**STATED EXERCISE**
Your task is to repeat the listing exactly.

+--

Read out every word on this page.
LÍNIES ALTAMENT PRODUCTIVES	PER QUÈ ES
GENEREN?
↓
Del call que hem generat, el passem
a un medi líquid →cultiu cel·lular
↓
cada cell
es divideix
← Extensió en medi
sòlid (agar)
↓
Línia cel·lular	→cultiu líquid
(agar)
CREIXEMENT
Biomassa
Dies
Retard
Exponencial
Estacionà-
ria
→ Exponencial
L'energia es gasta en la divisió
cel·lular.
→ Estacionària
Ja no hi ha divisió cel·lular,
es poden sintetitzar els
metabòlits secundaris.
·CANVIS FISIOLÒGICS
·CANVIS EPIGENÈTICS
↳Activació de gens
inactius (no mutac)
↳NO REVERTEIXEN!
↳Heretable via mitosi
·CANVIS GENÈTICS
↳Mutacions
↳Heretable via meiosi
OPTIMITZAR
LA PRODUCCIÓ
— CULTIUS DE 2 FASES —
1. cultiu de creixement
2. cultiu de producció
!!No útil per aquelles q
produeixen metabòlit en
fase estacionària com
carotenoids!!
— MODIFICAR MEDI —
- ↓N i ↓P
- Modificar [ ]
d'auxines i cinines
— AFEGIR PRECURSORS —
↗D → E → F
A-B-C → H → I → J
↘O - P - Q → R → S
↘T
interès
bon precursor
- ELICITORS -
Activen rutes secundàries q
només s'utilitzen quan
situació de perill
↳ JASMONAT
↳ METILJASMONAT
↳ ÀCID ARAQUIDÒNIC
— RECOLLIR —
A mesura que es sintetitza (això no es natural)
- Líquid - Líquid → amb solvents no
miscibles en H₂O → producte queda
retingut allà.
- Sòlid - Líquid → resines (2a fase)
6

+--

**RESULT FOR THIS EXERCISE**
Read out every word on this page.
LÍNIES ALTAMENT PRODUCTIVES	PER QUÈ ES
GENEREN?
↓
Del call que hem generat, el passem
a un medi líquid →cultiu cel·lular
↓
cada cell
es divideix
← Extensió en medi
sòlid (agar)
↓
Línia cel·lular	→cultiu líquid
(agar)
CREIXEMENT
Biomassa
Dies
Retard
Exponencial
Estacionà-
ria
→ Exponencial
L'energia es gasta en la divisió
cel·lular.
→ Estacionària
Ja no hi ha divisió cel·lular,
es poden sintetitzar els
metabòlits secundaris.
·CANVIS FISIOLÒGICS
·CANVIS EPIGENÈTICS
↳Activació de gens
inactius (no mutac)
↳NO REVERTEIXEN!
↳Heretable via mitosi
·CANVIS GENÈTICS
↳Mutacions
↳Heretable via meiosi
OPTIMITZAR
LA PRODUCCIÓ
— CULTIUS DE 2 FASES —
1. cultiu de creixement
2. cultiu de producció
!!No útil per aquelles q
produeixen metabòlit en
fase estacionària com
carotenoids!!
— MODIFICAR MEDI —
- ↓N i ↓P
- Modificar [ ]
d'auxines i cinines
— AFEGIR PRECURSORS —
↗D → E → F
A-B-C → H → I → J
↘O - P - Q → R → S
↘T
interès
bon precursor
- ELICITORS -
Activen rutes secundàries q
només s'utilitzen quan
situació de perill
↳ JASMONAT
↳ METILJASMONAT
↳ ÀCID ARAQUIDÒNIC
— RECOLLIR —
A mesura que es sintetitza (això no es natural)
- Líquid - Líquid → amb solvents no
miscibles en H₂O → producte queda
retingut allà.
- Sòlid - Líquid → resines (2a fase)
6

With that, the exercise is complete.